— begin —

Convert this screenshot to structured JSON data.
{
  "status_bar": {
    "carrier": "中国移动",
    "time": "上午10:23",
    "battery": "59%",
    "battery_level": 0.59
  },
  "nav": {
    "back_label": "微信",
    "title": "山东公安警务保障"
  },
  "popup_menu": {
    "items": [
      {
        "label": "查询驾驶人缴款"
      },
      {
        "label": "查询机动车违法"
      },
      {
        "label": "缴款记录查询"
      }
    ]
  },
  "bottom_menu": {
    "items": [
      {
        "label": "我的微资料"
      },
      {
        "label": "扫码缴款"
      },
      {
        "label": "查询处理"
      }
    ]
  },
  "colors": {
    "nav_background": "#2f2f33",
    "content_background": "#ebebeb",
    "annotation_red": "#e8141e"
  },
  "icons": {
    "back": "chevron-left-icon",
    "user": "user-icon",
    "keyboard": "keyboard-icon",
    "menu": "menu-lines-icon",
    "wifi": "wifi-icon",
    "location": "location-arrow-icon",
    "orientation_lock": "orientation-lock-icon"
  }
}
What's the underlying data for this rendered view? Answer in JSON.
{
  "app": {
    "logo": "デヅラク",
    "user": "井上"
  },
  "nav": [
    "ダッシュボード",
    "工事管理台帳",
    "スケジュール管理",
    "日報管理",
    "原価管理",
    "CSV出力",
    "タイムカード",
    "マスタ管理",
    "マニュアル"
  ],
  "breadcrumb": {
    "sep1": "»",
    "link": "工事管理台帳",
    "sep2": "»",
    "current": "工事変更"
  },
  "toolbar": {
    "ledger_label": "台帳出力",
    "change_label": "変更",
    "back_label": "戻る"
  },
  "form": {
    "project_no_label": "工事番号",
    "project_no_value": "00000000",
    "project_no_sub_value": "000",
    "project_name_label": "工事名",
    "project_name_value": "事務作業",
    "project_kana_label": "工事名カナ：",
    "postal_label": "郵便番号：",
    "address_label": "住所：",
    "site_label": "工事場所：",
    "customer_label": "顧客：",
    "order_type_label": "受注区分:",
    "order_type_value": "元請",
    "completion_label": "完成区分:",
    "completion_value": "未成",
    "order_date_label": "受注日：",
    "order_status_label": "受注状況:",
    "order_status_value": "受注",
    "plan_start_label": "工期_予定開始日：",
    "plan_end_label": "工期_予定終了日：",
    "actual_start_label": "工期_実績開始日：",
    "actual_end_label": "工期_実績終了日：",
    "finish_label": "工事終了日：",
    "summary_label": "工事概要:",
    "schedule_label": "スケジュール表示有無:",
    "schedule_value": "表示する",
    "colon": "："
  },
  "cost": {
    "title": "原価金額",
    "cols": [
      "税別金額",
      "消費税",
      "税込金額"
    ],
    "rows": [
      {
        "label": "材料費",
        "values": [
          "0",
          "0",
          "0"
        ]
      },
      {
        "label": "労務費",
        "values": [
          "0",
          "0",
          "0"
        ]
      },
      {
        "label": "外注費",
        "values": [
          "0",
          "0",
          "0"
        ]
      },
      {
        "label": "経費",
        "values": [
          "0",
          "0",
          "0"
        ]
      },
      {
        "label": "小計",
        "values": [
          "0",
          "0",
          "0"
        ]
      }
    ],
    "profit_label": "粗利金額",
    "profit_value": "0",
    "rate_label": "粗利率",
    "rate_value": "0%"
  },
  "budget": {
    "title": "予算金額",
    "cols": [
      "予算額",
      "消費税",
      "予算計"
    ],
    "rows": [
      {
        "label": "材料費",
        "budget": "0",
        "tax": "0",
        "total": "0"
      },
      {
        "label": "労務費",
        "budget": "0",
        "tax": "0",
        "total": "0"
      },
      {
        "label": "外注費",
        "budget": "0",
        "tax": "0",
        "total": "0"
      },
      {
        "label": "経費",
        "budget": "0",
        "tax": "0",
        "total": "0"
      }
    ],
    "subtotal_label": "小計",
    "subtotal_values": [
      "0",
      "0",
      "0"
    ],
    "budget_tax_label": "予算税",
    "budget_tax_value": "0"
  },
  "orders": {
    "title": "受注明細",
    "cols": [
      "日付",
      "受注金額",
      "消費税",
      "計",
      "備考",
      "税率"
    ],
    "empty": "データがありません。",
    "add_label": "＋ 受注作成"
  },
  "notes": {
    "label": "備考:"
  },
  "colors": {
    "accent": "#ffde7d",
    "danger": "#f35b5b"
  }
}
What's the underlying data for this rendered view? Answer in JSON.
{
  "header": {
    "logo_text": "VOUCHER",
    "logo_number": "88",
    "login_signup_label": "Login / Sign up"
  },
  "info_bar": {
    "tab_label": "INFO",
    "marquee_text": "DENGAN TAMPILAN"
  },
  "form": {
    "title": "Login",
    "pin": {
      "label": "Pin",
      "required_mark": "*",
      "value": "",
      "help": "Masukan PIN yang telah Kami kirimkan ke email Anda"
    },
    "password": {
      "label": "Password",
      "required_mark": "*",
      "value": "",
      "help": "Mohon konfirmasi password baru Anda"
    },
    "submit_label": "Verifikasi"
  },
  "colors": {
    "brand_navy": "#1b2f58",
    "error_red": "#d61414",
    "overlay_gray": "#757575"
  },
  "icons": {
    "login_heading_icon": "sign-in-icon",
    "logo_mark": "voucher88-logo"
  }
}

— end —

Written problem ▸ Return the material in full, exactly as shown.

Answer to the exercise ▸
Convert this screenshot to structured JSON data.
{
  "status_bar": {
    "carrier": "中国移动",
    "time": "上午10:23",
    "battery": "59%",
    "battery_level": 0.59
  },
  "nav": {
    "back_label": "微信",
    "title": "山东公安警务保障"
  },
  "popup_menu": {
    "items": [
      {
        "label": "查询驾驶人缴款"
      },
      {
        "label": "查询机动车违法"
      },
      {
        "label": "缴款记录查询"
      }
    ]
  },
  "bottom_menu": {
    "items": [
      {
        "label": "我的微资料"
      },
      {
        "label": "扫码缴款"
      },
      {
        "label": "查询处理"
      }
    ]
  },
  "colors": {
    "nav_background": "#2f2f33",
    "content_background": "#ebebeb",
    "annotation_red": "#e8141e"
  },
  "icons": {
    "back": "chevron-left-icon",
    "user": "user-icon",
    "keyboard": "keyboard-icon",
    "menu": "menu-lines-icon",
    "wifi": "wifi-icon",
    "location": "location-arrow-icon",
    "orientation_lock": "orientation-lock-icon"
  }
}
What's the underlying data for this rendered view? Answer in JSON.
{
  "app": {
    "logo": "デヅラク",
    "user": "井上"
  },
  "nav": [
    "ダッシュボード",
    "工事管理台帳",
    "スケジュール管理",
    "日報管理",
    "原価管理",
    "CSV出力",
    "タイムカード",
    "マスタ管理",
    "マニュアル"
  ],
  "breadcrumb": {
    "sep1": "»",
    "link": "工事管理台帳",
    "sep2": "»",
    "current": "工事変更"
  },
  "toolbar": {
    "ledger_label": "台帳出力",
    "change_label": "変更",
    "back_label": "戻る"
  },
  "form": {
    "project_no_label": "工事番号",
    "project_no_value": "00000000",
    "project_no_sub_value": "000",
    "project_name_label": "工事名",
    "project_name_value": "事務作業",
    "project_kana_label": "工事名カナ：",
    "postal_label": "郵便番号：",
    "address_label": "住所：",
    "site_label": "工事場所：",
    "customer_label": "顧客：",
    "order_type_label": "受注区分:",
    "order_type_value": "元請",
    "completion_label": "完成区分:",
    "completion_value": "未成",
    "order_date_label": "受注日：",
    "order_status_label": "受注状況:",
    "order_status_value": "受注",
    "plan_start_label": "工期_予定開始日：",
    "plan_end_label": "工期_予定終了日：",
    "actual_start_label": "工期_実績開始日：",
    "actual_end_label": "工期_実績終了日：",
    "finish_label": "工事終了日：",
    "summary_label": "工事概要:",
    "schedule_label": "スケジュール表示有無:",
    "schedule_value": "表示する",
    "colon": "："
  },
  "cost": {
    "title": "原価金額",
    "cols": [
      "税別金額",
      "消費税",
      "税込金額"
    ],
    "rows": [
      {
        "label": "材料費",
        "values": [
          "0",
          "0",
          "0"
        ]
      },
      {
        "label": "労務費",
        "values": [
          "0",
          "0",
          "0"
        ]
      },
      {
        "label": "外注費",
        "values": [
          "0",
          "0",
          "0"
        ]
      },
      {
        "label": "経費",
        "values": [
          "0",
          "0",
          "0"
        ]
      },
      {
        "label": "小計",
        "values": [
          "0",
          "0",
          "0"
        ]
      }
    ],
    "profit_label": "粗利金額",
    "profit_value": "0",
    "rate_label": "粗利率",
    "rate_value": "0%"
  },
  "budget": {
    "title": "予算金額",
    "cols": [
      "予算額",
      "消費税",
      "予算計"
    ],
    "rows": [
      {
        "label": "材料費",
        "budget": "0",
        "tax": "0",
        "total": "0"
      },
      {
        "label": "労務費",
        "budget": "0",
        "tax": "0",
        "total": "0"
      },
      {
        "label": "外注費",
        "budget": "0",
        "tax": "0",
        "total": "0"
      },
      {
        "label": "経費",
        "budget": "0",
        "tax": "0",
        "total": "0"
      }
    ],
    "subtotal_label": "小計",
    "subtotal_values": [
      "0",
      "0",
      "0"
    ],
    "budget_tax_label": "予算税",
    "budget_tax_value": "0"
  },
  "orders": {
    "title": "受注明細",
    "cols": [
      "日付",
      "受注金額",
      "消費税",
      "計",
      "備考",
      "税率"
    ],
    "empty": "データがありません。",
    "add_label": "＋ 受注作成"
  },
  "notes": {
    "label": "備考:"
  },
  "colors": {
    "accent": "#ffde7d",
    "danger": "#f35b5b"
  }
}
What's the underlying data for this rendered view? Answer in JSON.
{
  "header": {
    "logo_text": "VOUCHER",
    "logo_number": "88",
    "login_signup_label": "Login / Sign up"
  },
  "info_bar": {
    "tab_label": "INFO",
    "marquee_text": "DENGAN TAMPILAN"
  },
  "form": {
    "title": "Login",
    "pin": {
      "label": "Pin",
      "required_mark": "*",
      "value": "",
      "help": "Masukan PIN yang telah Kami kirimkan ke email Anda"
    },
    "password": {
      "label": "Password",
      "required_mark": "*",
      "value": "",
      "help": "Mohon konfirmasi password baru Anda"
    },
    "submit_label": "Verifikasi"
  },
  "colors": {
    "brand_navy": "#1b2f58",
    "error_red": "#d61414",
    "overlay_gray": "#757575"
  },
  "icons": {
    "login_heading_icon": "sign-in-icon",
    "logo_mark": "voucher88-logo"
  }
}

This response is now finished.